**Stored records**
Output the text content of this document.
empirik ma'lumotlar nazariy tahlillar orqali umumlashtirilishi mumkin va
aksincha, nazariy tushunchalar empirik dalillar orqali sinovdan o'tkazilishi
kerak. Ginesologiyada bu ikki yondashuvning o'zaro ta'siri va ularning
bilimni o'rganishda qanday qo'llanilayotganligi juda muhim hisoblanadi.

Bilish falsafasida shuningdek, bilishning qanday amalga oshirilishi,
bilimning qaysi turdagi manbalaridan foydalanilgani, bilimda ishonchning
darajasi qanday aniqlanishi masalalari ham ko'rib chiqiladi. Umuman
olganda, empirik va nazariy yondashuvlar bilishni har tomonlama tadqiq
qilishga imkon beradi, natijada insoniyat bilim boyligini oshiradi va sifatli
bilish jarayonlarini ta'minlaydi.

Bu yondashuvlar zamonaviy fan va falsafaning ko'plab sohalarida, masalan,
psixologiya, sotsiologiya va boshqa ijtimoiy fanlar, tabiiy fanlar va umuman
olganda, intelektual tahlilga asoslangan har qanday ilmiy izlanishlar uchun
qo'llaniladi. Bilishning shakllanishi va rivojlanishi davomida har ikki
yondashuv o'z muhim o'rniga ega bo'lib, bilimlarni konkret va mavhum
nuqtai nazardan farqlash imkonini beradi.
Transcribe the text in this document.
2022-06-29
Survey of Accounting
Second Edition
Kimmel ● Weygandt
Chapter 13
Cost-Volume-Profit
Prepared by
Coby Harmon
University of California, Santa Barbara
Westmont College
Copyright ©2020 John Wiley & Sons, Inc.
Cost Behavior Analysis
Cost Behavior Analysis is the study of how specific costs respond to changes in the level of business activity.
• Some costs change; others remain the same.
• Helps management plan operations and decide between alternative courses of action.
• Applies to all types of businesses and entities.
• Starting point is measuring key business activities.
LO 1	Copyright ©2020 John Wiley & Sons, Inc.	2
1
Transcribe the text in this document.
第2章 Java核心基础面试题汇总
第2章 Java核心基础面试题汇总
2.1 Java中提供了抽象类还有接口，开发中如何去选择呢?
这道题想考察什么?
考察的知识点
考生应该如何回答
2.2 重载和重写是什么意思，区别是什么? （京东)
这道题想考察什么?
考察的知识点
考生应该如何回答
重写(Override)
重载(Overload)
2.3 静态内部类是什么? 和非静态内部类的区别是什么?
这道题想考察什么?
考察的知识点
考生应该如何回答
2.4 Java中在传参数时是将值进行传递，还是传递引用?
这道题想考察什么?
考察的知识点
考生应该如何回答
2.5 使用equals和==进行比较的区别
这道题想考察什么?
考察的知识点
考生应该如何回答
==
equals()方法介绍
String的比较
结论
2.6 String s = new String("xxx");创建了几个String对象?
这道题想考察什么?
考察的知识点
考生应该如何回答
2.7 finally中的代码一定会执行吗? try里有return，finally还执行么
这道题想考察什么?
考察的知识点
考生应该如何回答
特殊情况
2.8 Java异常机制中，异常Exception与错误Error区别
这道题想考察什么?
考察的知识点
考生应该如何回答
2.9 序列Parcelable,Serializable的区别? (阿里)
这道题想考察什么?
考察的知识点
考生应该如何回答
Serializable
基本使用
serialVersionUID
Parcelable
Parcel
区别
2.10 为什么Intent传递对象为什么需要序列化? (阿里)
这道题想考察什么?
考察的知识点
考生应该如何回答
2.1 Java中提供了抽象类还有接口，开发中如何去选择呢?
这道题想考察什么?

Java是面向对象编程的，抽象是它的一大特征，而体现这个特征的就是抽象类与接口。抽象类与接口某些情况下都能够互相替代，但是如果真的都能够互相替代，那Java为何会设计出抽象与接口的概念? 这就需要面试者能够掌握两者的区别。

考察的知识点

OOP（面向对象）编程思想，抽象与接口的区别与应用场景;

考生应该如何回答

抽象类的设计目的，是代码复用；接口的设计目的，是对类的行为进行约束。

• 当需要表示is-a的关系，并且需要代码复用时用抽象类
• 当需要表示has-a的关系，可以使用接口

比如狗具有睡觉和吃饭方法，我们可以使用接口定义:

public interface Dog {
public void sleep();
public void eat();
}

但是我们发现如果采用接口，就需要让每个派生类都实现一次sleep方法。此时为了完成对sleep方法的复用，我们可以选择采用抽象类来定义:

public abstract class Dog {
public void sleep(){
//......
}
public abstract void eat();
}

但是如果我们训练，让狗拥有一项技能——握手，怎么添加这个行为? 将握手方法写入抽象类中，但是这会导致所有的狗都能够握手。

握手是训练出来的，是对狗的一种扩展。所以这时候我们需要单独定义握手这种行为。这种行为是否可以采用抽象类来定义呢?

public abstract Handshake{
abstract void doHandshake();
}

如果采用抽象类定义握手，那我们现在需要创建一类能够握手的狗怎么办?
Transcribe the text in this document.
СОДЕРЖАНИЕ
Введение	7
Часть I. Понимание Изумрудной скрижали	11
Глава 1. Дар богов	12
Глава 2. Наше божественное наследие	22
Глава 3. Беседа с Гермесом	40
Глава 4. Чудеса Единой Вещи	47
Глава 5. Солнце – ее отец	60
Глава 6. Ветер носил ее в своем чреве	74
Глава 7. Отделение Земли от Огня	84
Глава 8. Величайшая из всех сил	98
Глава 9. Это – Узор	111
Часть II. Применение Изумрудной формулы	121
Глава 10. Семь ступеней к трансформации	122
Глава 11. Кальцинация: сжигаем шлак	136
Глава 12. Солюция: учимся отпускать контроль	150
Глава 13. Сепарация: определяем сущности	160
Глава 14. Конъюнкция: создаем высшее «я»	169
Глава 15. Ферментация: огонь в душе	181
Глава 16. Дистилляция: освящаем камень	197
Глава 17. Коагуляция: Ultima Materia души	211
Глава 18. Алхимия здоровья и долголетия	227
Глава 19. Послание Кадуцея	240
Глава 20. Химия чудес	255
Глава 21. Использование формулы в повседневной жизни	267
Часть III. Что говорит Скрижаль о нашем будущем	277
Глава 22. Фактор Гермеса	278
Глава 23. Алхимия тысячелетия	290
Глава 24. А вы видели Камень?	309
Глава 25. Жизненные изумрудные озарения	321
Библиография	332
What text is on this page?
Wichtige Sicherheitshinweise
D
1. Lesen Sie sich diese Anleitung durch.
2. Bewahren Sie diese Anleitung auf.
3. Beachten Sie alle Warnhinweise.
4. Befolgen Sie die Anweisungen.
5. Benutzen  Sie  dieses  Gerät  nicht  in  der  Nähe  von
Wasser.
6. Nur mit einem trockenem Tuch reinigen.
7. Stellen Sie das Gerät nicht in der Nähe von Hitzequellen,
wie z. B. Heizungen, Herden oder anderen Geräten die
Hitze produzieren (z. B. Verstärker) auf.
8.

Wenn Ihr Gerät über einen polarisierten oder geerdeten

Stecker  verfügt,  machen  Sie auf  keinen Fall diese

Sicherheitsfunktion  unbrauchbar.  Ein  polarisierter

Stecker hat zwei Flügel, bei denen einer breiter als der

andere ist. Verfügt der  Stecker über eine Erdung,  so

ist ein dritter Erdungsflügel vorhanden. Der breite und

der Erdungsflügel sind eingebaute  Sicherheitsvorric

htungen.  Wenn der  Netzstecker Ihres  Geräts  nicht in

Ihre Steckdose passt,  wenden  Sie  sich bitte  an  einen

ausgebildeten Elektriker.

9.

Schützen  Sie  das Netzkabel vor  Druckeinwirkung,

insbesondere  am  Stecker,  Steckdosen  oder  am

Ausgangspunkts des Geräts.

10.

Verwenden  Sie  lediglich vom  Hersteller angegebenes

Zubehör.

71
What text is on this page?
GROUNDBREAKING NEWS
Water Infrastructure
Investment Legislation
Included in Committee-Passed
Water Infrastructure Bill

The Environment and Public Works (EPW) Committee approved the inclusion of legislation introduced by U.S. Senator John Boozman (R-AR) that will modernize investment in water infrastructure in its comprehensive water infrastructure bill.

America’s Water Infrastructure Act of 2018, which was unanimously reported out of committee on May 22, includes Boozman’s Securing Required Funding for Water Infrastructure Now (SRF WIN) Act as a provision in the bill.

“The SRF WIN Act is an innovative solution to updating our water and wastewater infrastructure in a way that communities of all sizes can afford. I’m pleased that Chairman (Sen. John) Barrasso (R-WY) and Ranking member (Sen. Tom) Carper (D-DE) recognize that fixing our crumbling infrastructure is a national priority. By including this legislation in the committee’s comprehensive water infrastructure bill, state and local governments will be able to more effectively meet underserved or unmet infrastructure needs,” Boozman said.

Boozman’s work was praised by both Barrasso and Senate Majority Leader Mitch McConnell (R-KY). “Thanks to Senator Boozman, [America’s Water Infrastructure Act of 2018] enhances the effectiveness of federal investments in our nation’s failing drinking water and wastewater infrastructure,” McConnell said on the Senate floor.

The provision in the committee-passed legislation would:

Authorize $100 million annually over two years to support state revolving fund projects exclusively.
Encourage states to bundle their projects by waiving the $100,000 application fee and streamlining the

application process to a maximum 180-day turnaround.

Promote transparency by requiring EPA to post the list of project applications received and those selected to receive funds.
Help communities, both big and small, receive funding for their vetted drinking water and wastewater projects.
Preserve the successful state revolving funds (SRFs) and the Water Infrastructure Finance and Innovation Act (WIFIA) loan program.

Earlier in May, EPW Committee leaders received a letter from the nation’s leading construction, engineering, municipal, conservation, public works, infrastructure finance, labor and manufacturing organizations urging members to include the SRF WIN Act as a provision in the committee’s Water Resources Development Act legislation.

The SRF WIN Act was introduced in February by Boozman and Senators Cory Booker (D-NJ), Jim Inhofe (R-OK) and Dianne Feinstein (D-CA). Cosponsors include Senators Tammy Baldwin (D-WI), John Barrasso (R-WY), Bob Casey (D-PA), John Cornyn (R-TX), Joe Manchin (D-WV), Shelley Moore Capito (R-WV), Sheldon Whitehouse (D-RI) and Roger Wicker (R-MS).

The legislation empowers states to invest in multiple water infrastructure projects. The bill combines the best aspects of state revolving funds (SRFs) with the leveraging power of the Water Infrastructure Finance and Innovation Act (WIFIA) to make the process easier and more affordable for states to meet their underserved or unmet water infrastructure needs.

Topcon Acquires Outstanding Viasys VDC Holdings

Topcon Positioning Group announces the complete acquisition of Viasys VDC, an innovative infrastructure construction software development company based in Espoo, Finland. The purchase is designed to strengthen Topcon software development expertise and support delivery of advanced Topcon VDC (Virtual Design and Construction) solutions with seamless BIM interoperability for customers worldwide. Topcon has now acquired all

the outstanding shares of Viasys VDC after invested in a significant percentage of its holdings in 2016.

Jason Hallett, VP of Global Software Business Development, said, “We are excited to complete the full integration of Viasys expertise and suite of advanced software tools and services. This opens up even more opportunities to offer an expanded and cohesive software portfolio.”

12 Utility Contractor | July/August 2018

**Given request**
Search the records for the word "Erdungsflügel", then list every line that has it.

**Output of the task**
ist ein dritter Erdungsflügel vorhanden. Der breite und
der Erdungsflügel sind eingebaute  Sicherheitsvorric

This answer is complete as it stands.